------ Records for this exercise
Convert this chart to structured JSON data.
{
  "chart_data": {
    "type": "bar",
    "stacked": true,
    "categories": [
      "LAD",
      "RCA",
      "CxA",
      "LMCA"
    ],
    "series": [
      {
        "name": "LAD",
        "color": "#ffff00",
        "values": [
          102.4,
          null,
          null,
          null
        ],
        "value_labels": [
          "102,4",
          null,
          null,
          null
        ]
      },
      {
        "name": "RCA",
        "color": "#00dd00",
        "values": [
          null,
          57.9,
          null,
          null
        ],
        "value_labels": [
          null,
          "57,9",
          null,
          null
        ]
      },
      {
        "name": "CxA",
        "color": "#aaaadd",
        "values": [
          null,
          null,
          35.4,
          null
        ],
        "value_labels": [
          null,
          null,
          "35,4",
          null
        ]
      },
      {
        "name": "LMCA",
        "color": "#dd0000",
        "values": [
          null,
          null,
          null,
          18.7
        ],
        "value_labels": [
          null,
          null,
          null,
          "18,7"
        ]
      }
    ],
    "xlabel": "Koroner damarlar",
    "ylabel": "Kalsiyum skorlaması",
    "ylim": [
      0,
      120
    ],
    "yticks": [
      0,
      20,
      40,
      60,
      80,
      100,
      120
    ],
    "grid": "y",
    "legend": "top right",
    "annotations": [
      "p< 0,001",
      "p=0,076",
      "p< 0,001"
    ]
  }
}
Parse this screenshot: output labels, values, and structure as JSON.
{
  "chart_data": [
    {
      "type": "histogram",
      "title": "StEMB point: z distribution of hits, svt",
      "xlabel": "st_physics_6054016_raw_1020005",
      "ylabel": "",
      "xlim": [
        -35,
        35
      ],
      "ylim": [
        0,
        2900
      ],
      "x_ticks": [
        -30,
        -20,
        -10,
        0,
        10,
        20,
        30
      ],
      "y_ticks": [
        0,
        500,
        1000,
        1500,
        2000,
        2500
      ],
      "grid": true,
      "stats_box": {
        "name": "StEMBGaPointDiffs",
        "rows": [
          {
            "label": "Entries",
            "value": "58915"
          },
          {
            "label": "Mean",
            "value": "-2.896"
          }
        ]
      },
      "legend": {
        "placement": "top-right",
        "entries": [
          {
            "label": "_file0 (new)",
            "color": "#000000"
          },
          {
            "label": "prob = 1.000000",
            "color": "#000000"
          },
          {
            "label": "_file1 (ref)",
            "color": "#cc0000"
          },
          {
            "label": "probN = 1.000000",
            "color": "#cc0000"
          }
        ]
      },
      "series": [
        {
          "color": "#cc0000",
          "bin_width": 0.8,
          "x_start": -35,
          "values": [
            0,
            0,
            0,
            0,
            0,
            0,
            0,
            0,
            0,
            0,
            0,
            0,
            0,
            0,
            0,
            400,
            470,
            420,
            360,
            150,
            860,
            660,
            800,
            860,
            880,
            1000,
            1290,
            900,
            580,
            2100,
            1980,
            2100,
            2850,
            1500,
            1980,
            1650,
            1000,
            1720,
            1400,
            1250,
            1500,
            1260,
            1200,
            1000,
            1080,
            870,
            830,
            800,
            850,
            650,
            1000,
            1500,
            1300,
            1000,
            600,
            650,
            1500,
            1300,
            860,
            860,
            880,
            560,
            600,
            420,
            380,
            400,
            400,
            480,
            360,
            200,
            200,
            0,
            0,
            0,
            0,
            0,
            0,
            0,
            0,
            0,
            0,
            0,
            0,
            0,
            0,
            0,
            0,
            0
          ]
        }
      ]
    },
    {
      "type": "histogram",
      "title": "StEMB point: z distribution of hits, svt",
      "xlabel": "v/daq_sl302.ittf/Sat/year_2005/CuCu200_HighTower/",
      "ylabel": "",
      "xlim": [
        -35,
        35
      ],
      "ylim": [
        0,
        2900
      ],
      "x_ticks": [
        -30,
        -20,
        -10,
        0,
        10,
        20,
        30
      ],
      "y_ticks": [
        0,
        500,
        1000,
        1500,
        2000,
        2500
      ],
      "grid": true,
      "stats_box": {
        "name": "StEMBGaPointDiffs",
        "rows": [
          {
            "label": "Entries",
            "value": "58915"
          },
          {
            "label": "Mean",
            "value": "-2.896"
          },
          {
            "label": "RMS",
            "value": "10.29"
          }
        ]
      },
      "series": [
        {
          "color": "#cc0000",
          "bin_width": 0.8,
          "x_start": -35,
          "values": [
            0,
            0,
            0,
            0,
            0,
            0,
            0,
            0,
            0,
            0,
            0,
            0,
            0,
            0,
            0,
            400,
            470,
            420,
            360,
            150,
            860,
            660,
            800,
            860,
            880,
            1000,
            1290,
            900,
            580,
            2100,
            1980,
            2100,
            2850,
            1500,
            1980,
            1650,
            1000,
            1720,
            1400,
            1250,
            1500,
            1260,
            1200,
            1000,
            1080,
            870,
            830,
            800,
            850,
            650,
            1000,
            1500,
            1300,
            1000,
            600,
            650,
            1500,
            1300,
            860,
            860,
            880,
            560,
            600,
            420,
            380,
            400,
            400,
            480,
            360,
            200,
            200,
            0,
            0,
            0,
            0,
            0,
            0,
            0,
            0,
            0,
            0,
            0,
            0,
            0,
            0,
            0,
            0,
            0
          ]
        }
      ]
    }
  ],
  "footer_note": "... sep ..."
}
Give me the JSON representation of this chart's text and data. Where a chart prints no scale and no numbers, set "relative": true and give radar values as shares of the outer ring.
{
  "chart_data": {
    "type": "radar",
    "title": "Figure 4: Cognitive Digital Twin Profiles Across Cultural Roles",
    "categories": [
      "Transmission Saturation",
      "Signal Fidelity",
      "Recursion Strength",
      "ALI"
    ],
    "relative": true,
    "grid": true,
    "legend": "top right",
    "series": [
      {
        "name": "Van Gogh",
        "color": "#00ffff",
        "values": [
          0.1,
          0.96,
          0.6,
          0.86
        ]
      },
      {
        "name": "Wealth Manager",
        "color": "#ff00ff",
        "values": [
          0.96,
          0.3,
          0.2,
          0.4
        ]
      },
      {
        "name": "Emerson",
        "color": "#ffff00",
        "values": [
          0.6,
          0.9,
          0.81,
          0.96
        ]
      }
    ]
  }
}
------------
■ Set problem
Each line above that includes "true" should be shown.

■ Finished answer
    "stacked": true,
      "grid": true,
      "grid": true,
Give me the JSON representation of this chart's text and data. Where a chart prints no scale and no numbers, set "relative": true and give radar values as shares of the outer ring.
    "relative": true,
    "grid": true,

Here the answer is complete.